**Work to complete**
Write out all the entries word for word, but skip any images.

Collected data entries
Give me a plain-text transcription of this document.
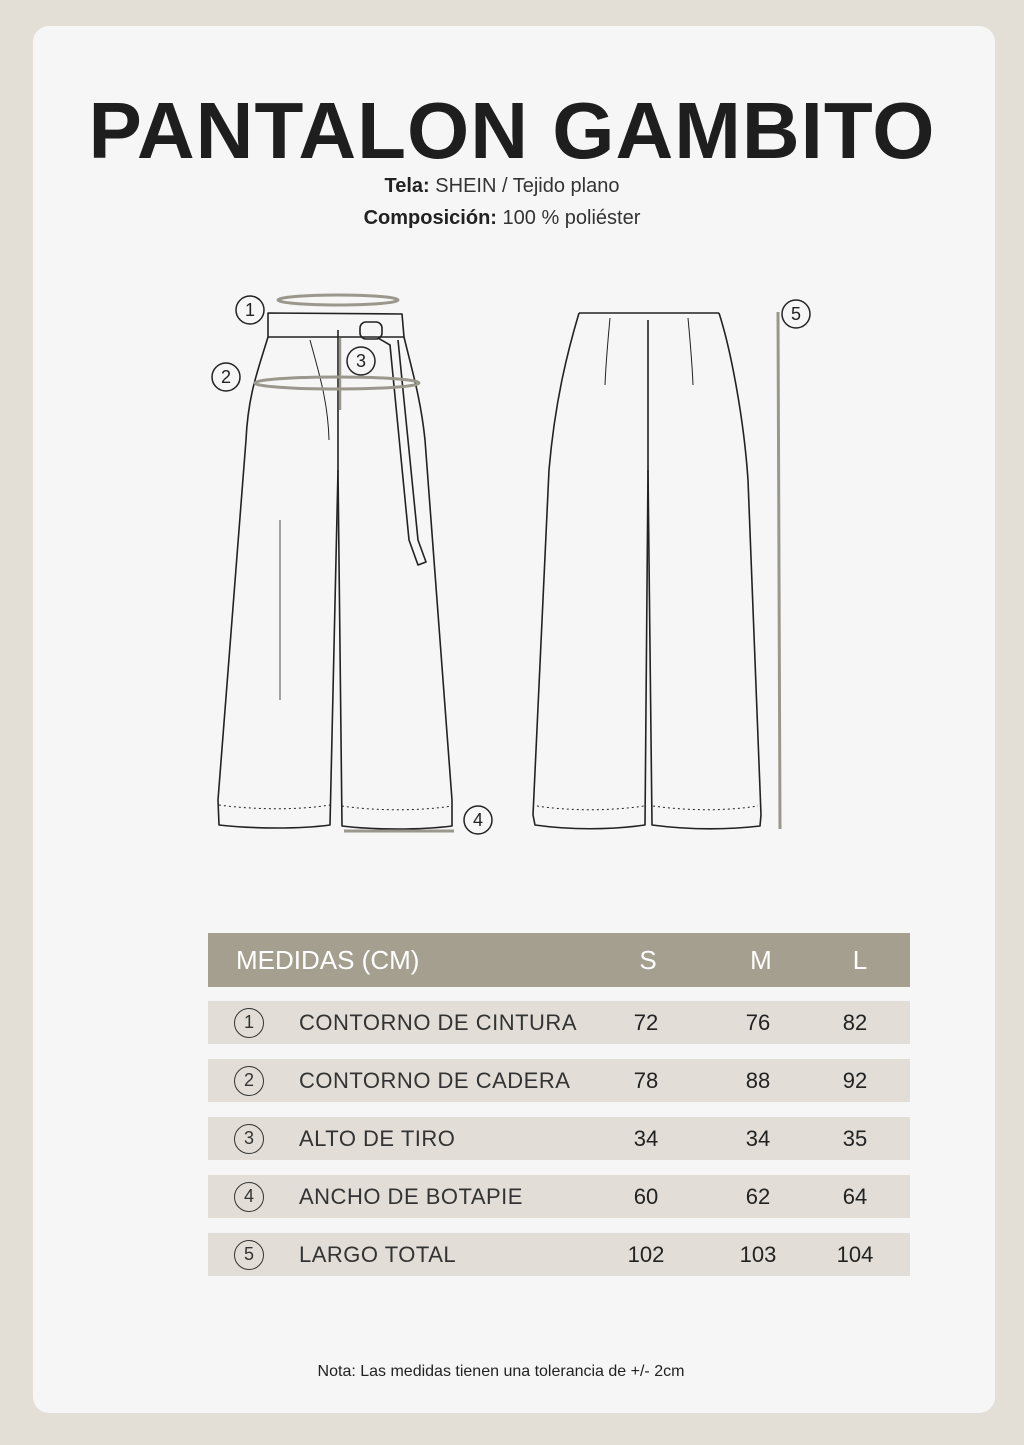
PANTALON GAMBITO
Tela: SHEIN / Tejido plano
Composición: 100 % poliéster
1
2
3
4
5
MEDIDAS (CM)	S	M	L
1	CONTORNO DE CINTURA	72	76	82
2	CONTORNO DE CADERA	78	88	92
3	ALTO DE TIRO	34	34	35
4	ANCHO DE BOTAPIE	60	62	64
5	LARGO TOTAL	102	103	104
Nota: Las medidas tienen una tolerancia de +/- 2cm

**Output**
Give me a plain-text transcription of this document.
PANTALON GAMBITO
Tela: SHEIN / Tejido plano
Composición: 100 % poliéster
1
2
3
4
5
MEDIDAS (CM)	S	M	L
1	CONTORNO DE CINTURA	72	76	82
2	CONTORNO DE CADERA	78	88	92
3	ALTO DE TIRO	34	34	35
4	ANCHO DE BOTAPIE	60	62	64
5	LARGO TOTAL	102	103	104
Nota: Las medidas tienen una tolerancia de +/- 2cm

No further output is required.